:: DATASET ::

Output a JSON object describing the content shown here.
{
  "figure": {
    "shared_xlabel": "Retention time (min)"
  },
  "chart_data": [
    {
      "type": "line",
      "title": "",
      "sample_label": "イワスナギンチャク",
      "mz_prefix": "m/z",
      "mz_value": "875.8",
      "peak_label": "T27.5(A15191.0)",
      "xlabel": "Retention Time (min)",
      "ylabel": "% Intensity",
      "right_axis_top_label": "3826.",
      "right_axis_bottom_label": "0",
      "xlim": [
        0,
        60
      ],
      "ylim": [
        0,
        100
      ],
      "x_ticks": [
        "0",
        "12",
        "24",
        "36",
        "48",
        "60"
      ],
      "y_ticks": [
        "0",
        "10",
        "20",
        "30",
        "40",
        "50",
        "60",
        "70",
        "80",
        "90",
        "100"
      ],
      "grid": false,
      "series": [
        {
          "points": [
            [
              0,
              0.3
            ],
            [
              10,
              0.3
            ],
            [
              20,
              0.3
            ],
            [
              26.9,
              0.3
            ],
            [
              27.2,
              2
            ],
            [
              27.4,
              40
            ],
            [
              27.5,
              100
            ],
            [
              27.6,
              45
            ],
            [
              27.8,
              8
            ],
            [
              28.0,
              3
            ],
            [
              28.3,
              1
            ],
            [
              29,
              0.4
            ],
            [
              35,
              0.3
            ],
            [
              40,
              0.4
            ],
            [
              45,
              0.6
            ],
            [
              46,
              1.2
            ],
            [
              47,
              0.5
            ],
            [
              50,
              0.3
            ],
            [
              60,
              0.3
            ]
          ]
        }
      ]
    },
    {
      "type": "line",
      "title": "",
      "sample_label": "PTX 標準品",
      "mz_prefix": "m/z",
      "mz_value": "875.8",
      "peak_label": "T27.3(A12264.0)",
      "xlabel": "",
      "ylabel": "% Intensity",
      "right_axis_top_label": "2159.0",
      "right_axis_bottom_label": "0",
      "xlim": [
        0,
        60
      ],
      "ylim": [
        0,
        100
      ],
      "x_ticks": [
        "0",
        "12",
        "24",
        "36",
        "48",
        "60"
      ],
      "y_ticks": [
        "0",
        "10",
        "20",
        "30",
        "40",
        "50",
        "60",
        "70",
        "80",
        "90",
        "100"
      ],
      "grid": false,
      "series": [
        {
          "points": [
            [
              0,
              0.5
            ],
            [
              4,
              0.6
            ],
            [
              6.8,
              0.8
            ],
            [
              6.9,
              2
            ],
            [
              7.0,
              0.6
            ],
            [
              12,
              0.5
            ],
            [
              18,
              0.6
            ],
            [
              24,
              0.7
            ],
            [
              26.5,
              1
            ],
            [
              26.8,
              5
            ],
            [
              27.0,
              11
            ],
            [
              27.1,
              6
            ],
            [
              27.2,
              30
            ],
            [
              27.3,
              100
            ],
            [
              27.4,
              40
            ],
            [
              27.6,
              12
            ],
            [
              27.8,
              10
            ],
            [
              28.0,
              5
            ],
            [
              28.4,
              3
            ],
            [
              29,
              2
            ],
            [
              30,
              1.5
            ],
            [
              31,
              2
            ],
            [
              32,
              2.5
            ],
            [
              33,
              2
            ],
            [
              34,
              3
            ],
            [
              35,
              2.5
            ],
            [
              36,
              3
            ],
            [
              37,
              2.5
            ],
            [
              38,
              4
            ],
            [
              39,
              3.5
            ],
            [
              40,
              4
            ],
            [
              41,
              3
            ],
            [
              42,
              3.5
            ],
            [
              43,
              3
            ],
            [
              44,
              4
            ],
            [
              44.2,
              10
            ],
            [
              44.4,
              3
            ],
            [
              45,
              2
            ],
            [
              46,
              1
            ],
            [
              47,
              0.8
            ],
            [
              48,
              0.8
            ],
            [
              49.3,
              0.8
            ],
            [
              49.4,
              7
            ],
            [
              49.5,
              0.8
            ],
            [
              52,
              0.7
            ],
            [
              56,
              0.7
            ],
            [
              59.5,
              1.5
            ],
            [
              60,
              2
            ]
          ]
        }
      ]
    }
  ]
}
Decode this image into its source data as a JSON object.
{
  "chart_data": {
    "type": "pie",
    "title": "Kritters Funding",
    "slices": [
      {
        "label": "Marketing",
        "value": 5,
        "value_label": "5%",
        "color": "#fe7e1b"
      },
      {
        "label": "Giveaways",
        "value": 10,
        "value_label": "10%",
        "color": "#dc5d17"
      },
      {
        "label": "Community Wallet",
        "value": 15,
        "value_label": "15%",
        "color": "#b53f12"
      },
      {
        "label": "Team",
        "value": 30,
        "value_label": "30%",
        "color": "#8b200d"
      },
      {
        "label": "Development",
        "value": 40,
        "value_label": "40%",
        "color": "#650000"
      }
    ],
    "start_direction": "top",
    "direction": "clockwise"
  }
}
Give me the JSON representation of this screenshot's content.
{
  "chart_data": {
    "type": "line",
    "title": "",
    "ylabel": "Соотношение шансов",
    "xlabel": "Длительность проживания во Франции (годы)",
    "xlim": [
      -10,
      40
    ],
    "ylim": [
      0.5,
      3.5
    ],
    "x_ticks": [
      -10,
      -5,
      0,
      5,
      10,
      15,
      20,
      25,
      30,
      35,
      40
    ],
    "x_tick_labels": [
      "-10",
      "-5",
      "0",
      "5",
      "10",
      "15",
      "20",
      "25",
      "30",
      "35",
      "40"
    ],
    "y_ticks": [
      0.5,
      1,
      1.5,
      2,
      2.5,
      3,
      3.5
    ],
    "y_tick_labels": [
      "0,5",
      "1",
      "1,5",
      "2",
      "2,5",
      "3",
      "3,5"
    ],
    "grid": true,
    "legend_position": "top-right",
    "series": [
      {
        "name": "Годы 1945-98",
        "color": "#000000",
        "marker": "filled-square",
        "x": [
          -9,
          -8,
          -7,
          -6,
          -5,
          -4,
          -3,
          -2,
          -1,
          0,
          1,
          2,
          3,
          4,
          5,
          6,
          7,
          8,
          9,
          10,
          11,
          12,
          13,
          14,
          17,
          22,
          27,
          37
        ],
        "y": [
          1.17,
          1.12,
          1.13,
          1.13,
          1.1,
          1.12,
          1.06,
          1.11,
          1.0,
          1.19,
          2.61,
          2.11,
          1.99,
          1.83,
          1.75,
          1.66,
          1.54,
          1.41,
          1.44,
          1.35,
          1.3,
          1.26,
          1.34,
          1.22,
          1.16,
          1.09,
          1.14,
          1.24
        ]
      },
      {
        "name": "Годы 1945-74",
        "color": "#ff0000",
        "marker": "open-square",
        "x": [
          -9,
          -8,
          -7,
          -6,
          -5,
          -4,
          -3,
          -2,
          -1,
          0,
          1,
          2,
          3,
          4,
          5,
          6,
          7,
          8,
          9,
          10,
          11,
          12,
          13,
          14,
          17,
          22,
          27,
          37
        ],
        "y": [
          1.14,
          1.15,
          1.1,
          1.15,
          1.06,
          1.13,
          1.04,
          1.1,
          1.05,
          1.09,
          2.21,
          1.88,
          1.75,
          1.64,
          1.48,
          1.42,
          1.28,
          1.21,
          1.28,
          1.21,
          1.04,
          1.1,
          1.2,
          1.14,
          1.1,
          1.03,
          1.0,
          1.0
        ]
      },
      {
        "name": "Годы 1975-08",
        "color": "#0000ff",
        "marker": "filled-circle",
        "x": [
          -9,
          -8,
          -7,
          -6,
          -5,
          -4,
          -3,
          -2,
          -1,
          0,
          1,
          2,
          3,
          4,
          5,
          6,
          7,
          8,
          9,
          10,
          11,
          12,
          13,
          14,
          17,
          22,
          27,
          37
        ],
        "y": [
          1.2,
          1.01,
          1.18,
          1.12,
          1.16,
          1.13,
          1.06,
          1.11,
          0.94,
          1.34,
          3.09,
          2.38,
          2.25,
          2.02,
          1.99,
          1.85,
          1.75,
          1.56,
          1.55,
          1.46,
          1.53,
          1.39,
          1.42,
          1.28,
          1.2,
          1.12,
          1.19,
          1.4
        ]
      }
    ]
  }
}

:: WORK TO BE COMPLETED ::
Find how many lines in the records contain the string "Retention", then give the number alone.

:: TASK RESPONSE ::
2